[Aim of the task]:
Write the material out again in full, word for word. Do not include the pictures.

[Data to process]:

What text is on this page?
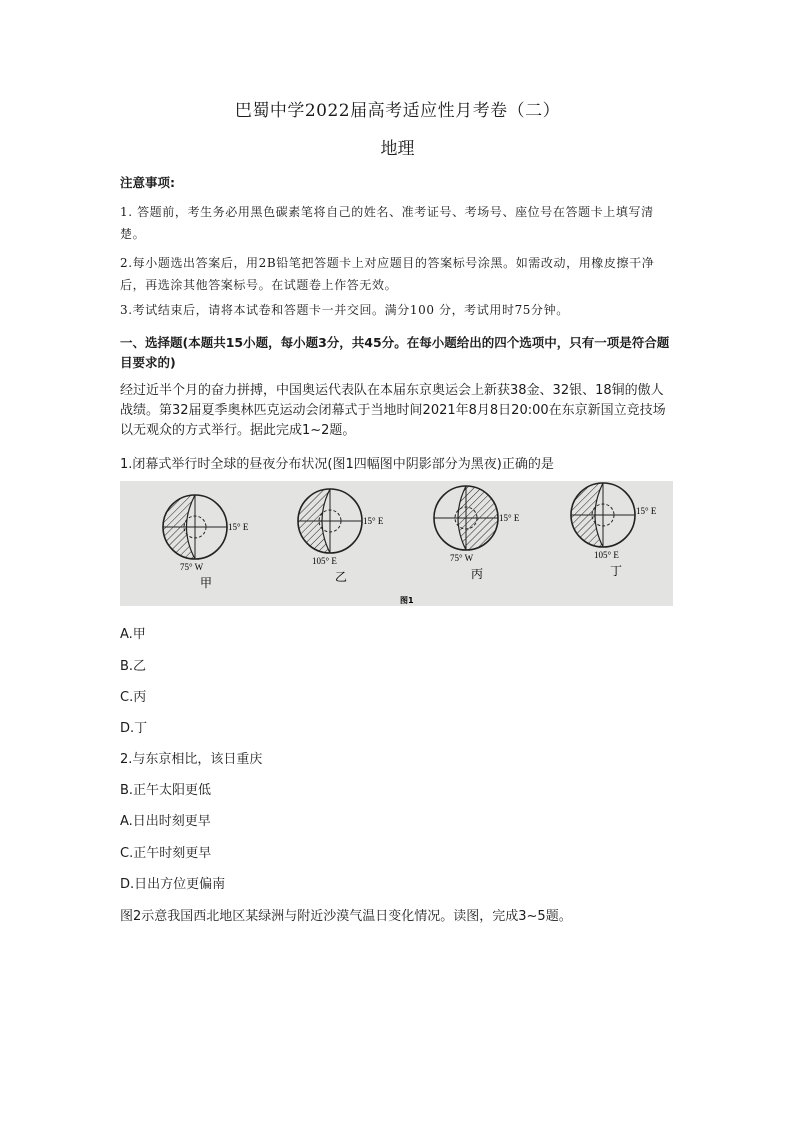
巴蜀中学2022届高考适应性月考卷（二）
地理
注意事项:

1. 答题前，考生务必用黑色碳素笔将自己的姓名、准考证号、考场号、座位号在答题卡上填写清楚。

2.每小题选出答案后，用2B铅笔把答题卡上对应题目的答案标号涂黑。如需改动，用橡皮擦干净后，再选涂其他答案标号。在试题卷上作答无效。

3.考试结束后，请将本试卷和答题卡一并交回。满分100 分，考试用时75分钟。

一、选择题(本题共15小题，每小题3分，共45分。在每小题给出的四个选项中，只有一项是符合题目要求的)

经过近半个月的奋力拼搏，中国奥运代表队在本届东京奥运会上新获38金、32银、18铜的傲人战绩。第32届夏季奥林匹克运动会闭幕式于当地时间2021年8月8日20:00在东京新国立竞技场以无观众的方式举行。据此完成1~2题。

1.闭幕式举行时全球的昼夜分布状况(图1四幅图中阴影部分为黑夜)正确的是

15° E
75° W
甲
15° E
105° E
乙
15° E
75° W
丙
15° E
105° E
丁
图1
A.甲
B.乙
C.丙
D.丁

2.与东京相比，该日重庆

B.正午太阳更低
A.日出时刻更早
C.正午时刻更早
D.日出方位更偏南

图2示意我国西北地区某绿洲与附近沙漠气温日变化情况。读图，完成3~5题。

[Reply to the exercise]:
What text is on this page?
巴蜀中学2022届高考适应性月考卷（二）
地理
注意事项:

1. 答题前，考生务必用黑色碳素笔将自己的姓名、准考证号、考场号、座位号在答题卡上填写清楚。

2.每小题选出答案后，用2B铅笔把答题卡上对应题目的答案标号涂黑。如需改动，用橡皮擦干净后，再选涂其他答案标号。在试题卷上作答无效。

3.考试结束后，请将本试卷和答题卡一并交回。满分100 分，考试用时75分钟。

一、选择题(本题共15小题，每小题3分，共45分。在每小题给出的四个选项中，只有一项是符合题目要求的)

经过近半个月的奋力拼搏，中国奥运代表队在本届东京奥运会上新获38金、32银、18铜的傲人战绩。第32届夏季奥林匹克运动会闭幕式于当地时间2021年8月8日20:00在东京新国立竞技场以无观众的方式举行。据此完成1~2题。

1.闭幕式举行时全球的昼夜分布状况(图1四幅图中阴影部分为黑夜)正确的是

15° E
75° W
甲
15° E
105° E
乙
15° E
75° W
丙
15° E
105° E
丁
图1
A.甲
B.乙
C.丙
D.丁

2.与东京相比，该日重庆

B.正午太阳更低
A.日出时刻更早
C.正午时刻更早
D.日出方位更偏南

图2示意我国西北地区某绿洲与附近沙漠气温日变化情况。读图，完成3~5题。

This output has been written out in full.